▸ COSA SI CHIEDE
Riporta per favore tutte le righe dei record seguenti, identiche in ogni carattere.

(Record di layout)
»»

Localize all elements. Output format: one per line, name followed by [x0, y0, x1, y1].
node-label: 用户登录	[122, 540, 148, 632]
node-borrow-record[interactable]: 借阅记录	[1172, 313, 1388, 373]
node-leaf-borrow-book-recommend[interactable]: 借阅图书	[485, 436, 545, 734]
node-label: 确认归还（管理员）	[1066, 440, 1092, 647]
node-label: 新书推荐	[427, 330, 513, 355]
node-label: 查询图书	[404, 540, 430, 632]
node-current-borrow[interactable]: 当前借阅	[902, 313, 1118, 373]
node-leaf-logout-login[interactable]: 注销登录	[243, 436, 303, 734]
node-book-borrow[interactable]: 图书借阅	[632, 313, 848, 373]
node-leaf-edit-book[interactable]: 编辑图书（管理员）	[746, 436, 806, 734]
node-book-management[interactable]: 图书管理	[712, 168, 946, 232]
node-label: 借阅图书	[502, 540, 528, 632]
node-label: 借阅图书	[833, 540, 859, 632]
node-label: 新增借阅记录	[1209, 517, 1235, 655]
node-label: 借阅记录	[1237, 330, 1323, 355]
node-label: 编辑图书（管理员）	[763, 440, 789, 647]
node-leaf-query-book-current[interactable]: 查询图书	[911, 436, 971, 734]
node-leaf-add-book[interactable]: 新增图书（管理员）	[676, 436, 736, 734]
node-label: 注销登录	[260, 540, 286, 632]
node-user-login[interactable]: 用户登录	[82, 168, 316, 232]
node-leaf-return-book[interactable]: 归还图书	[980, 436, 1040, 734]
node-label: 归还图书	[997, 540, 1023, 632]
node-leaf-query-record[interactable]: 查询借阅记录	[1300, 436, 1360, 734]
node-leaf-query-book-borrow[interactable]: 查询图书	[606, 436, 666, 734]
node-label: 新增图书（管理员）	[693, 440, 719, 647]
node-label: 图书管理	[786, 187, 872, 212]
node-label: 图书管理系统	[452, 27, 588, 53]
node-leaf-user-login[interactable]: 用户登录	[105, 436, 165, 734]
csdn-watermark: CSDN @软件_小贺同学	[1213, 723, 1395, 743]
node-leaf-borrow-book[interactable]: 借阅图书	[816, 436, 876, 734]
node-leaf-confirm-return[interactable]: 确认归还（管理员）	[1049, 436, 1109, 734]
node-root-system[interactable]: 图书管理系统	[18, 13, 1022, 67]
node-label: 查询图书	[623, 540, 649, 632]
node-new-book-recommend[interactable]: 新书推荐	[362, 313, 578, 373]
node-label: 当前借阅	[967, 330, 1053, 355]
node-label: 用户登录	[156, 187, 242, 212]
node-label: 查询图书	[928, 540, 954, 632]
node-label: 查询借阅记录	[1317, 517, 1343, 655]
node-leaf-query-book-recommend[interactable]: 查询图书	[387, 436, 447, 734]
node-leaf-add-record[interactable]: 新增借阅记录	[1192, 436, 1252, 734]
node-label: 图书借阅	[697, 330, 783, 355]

««

▸ RISULTATO
Localize all elements. Output format: one per line, name followed by [x0, y0, x1, y1].
node-label: 用户登录	[122, 540, 148, 632]
node-borrow-record[interactable]: 借阅记录	[1172, 313, 1388, 373]
node-leaf-borrow-book-recommend[interactable]: 借阅图书	[485, 436, 545, 734]
node-label: 确认归还（管理员）	[1066, 440, 1092, 647]
node-label: 新书推荐	[427, 330, 513, 355]
node-label: 查询图书	[404, 540, 430, 632]
node-current-borrow[interactable]: 当前借阅	[902, 313, 1118, 373]
node-leaf-logout-login[interactable]: 注销登录	[243, 436, 303, 734]
node-book-borrow[interactable]: 图书借阅	[632, 313, 848, 373]
node-leaf-edit-book[interactable]: 编辑图书（管理员）	[746, 436, 806, 734]
node-book-management[interactable]: 图书管理	[712, 168, 946, 232]
node-label: 借阅图书	[502, 540, 528, 632]
node-label: 借阅图书	[833, 540, 859, 632]
node-label: 新增借阅记录	[1209, 517, 1235, 655]
node-label: 借阅记录	[1237, 330, 1323, 355]
node-label: 编辑图书（管理员）	[763, 440, 789, 647]
node-leaf-query-book-current[interactable]: 查询图书	[911, 436, 971, 734]
node-leaf-add-book[interactable]: 新增图书（管理员）	[676, 436, 736, 734]
node-label: 注销登录	[260, 540, 286, 632]
node-user-login[interactable]: 用户登录	[82, 168, 316, 232]
node-leaf-return-book[interactable]: 归还图书	[980, 436, 1040, 734]
node-label: 归还图书	[997, 540, 1023, 632]
node-leaf-query-record[interactable]: 查询借阅记录	[1300, 436, 1360, 734]
node-leaf-query-book-borrow[interactable]: 查询图书	[606, 436, 666, 734]
node-label: 新增图书（管理员）	[693, 440, 719, 647]
node-label: 图书管理	[786, 187, 872, 212]
node-label: 图书管理系统	[452, 27, 588, 53]
node-leaf-user-login[interactable]: 用户登录	[105, 436, 165, 734]
csdn-watermark: CSDN @软件_小贺同学	[1213, 723, 1395, 743]
node-leaf-borrow-book[interactable]: 借阅图书	[816, 436, 876, 734]
node-leaf-confirm-return[interactable]: 确认归还（管理员）	[1049, 436, 1109, 734]
node-root-system[interactable]: 图书管理系统	[18, 13, 1022, 67]
node-label: 查询图书	[623, 540, 649, 632]
node-new-book-recommend[interactable]: 新书推荐	[362, 313, 578, 373]
node-label: 当前借阅	[967, 330, 1053, 355]
node-label: 用户登录	[156, 187, 242, 212]
node-label: 查询图书	[928, 540, 954, 632]
node-label: 查询借阅记录	[1317, 517, 1343, 655]
node-leaf-query-book-recommend[interactable]: 查询图书	[387, 436, 447, 734]
node-leaf-add-record[interactable]: 新增借阅记录	[1192, 436, 1252, 734]
node-label: 图书借阅	[697, 330, 783, 355]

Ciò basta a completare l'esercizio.